Problem to solve: Keep only those lines of the records that include the string "Deeds".

[Stored records]
--- Begin ---
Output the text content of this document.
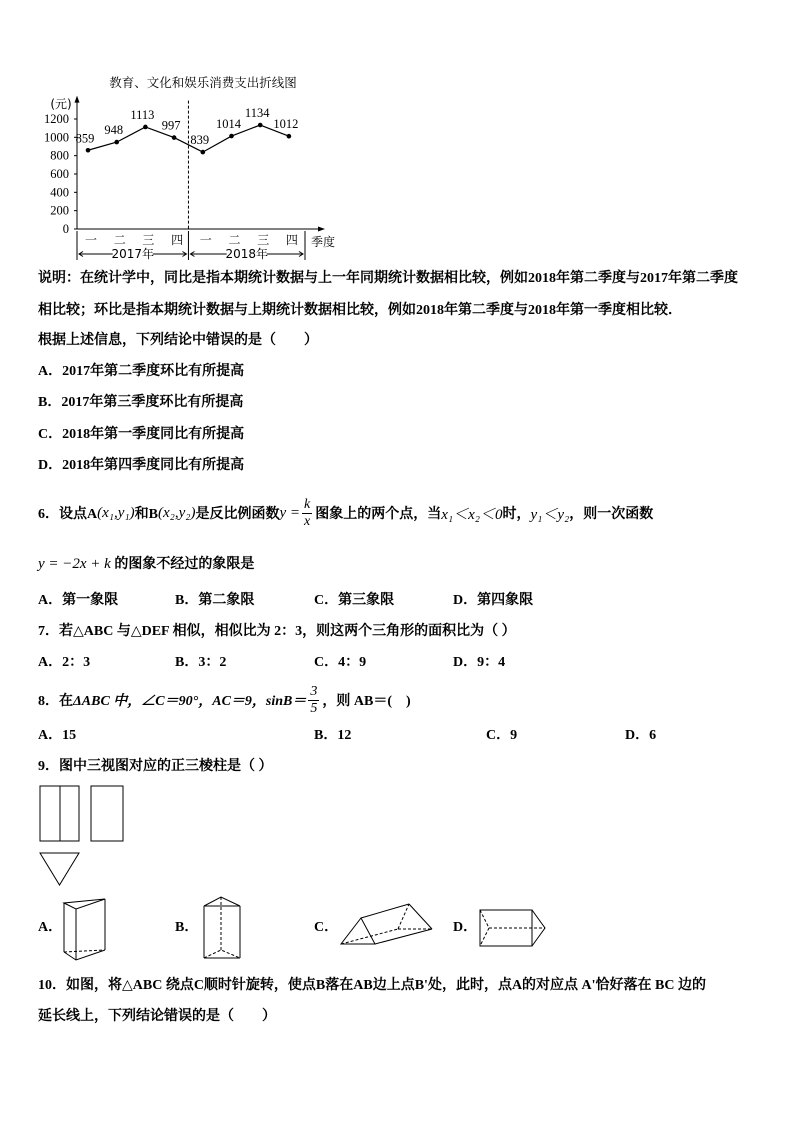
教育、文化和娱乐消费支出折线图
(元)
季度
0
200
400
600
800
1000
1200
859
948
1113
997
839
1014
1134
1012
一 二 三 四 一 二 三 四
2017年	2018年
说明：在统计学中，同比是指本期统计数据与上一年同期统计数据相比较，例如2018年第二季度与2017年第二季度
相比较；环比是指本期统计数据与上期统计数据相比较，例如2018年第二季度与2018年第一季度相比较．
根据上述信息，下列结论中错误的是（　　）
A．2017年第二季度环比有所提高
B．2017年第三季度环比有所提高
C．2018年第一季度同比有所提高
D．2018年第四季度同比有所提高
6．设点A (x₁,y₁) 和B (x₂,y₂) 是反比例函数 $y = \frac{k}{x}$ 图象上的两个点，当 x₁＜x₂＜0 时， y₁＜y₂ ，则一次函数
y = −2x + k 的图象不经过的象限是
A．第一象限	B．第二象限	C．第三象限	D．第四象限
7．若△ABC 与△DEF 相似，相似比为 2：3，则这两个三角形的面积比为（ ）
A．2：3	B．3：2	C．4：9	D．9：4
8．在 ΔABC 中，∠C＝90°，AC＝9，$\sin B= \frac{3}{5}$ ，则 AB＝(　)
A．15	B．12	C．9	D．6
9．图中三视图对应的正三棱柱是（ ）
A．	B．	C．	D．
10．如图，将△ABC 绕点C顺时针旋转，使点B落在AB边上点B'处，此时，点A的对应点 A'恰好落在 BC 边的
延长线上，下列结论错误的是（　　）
--- End ---
--- Begin ---
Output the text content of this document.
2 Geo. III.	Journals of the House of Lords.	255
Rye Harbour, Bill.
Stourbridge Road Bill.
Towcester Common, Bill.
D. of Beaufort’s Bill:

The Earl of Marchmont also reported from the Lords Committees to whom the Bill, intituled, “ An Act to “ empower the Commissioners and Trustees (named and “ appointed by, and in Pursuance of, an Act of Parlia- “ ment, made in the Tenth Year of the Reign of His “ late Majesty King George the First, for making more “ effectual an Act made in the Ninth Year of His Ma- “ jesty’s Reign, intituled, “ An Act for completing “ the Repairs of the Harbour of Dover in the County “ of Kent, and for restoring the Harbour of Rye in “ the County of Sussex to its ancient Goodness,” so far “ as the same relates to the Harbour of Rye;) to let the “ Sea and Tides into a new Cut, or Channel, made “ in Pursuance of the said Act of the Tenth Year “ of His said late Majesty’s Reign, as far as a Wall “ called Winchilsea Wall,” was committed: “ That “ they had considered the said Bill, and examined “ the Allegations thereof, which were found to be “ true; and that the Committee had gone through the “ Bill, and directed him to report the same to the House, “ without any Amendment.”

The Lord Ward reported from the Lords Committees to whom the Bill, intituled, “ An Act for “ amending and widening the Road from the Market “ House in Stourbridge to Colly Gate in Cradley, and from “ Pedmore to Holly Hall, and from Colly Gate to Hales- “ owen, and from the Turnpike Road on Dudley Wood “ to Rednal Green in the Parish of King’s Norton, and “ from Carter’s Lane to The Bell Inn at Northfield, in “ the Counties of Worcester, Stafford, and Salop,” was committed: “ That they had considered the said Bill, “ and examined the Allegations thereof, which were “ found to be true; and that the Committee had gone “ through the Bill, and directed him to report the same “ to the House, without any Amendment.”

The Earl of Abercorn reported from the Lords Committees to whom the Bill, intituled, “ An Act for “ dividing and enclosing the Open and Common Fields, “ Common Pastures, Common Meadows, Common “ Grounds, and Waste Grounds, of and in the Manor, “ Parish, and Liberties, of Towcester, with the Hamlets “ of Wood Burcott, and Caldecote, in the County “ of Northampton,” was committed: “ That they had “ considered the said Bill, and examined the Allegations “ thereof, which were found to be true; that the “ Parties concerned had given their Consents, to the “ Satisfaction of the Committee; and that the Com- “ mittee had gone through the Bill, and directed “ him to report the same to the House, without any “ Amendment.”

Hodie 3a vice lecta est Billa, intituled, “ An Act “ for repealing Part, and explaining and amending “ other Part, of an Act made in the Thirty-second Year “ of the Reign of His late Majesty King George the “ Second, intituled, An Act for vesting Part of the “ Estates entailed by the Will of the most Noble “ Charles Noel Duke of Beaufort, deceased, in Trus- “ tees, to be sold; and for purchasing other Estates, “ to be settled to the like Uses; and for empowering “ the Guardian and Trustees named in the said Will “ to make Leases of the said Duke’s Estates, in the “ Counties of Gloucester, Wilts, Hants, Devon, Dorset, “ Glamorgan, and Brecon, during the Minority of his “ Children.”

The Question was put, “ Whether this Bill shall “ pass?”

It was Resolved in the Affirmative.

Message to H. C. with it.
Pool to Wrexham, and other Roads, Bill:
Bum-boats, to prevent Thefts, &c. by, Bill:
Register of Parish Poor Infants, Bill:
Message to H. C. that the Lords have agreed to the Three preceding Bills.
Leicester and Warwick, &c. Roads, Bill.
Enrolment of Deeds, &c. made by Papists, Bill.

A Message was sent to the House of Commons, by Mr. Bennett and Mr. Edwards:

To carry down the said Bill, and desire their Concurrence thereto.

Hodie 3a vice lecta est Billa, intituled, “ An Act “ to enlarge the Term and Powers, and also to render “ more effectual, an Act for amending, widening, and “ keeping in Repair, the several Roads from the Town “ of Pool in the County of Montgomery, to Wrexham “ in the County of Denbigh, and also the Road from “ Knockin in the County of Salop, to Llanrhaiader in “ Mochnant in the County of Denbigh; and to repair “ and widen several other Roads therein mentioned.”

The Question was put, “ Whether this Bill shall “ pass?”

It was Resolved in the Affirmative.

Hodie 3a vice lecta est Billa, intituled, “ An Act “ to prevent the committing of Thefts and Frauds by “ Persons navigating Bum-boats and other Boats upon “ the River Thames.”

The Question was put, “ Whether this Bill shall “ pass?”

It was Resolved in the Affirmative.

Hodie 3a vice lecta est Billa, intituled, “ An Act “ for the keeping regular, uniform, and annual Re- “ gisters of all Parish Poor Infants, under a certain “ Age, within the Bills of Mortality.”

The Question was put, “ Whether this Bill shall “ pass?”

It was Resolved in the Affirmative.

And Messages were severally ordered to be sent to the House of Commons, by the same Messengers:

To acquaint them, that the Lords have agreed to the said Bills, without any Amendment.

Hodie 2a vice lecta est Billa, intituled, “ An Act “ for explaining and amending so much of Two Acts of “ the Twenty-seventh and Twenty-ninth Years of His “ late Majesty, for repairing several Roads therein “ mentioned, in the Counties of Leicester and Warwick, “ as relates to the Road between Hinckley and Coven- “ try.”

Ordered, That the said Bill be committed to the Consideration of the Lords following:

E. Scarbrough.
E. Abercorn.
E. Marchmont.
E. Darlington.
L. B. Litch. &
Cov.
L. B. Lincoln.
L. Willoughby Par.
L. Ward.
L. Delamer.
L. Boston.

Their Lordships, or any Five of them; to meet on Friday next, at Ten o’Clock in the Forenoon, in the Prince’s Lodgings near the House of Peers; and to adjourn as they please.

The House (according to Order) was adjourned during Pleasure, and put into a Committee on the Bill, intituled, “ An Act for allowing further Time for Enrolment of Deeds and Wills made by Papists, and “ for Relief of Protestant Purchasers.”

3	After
--- End ---
Reply to the task:
Enrolment of Deeds, &c. made by Papists, Bill.
The House (according to Order) was adjourned during Pleasure, and put into a Committee on the Bill, intituled, “ An Act for allowing further Time for Enrolment of Deeds and Wills made by Papists, and “ for Relief of Protestant Purchasers.”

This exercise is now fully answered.